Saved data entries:
·····

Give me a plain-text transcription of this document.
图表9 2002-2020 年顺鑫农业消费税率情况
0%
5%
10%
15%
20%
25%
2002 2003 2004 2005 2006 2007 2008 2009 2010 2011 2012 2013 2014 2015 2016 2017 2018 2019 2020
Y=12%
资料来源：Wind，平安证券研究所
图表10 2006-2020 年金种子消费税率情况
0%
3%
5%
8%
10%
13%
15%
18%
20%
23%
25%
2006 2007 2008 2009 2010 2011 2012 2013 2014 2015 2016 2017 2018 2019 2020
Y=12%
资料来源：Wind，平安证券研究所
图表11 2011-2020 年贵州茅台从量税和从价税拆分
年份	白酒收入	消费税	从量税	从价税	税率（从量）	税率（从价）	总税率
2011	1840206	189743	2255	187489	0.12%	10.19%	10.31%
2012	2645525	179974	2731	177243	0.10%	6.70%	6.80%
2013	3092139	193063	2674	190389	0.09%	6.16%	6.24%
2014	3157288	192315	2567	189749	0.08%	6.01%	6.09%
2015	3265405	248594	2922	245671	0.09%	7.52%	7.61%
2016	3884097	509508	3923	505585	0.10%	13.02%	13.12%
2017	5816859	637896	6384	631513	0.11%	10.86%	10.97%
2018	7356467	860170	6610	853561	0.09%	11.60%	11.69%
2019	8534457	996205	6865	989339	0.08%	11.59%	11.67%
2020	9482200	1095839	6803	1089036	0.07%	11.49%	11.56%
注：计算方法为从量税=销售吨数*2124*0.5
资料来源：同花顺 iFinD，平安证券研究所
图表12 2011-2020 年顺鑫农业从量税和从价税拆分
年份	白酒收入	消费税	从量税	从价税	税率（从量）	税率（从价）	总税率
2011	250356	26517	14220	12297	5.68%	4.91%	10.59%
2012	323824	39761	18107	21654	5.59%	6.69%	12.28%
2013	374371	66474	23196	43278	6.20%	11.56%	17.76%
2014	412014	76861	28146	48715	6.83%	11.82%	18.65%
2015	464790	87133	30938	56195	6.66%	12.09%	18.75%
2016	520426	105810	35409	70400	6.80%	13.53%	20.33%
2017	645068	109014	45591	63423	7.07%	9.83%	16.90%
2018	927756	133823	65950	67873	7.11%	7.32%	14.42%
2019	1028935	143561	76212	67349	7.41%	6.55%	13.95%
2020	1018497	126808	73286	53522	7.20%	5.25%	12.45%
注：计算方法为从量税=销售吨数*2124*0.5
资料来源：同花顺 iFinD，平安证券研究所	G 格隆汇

·····

# Work instructions:
Copy out all lines that carry the word "iFinD".

# Written reply:
资料来源：同花顺 iFinD，平安证券研究所
资料来源：同花顺 iFinD，平安证券研究所	G 格隆汇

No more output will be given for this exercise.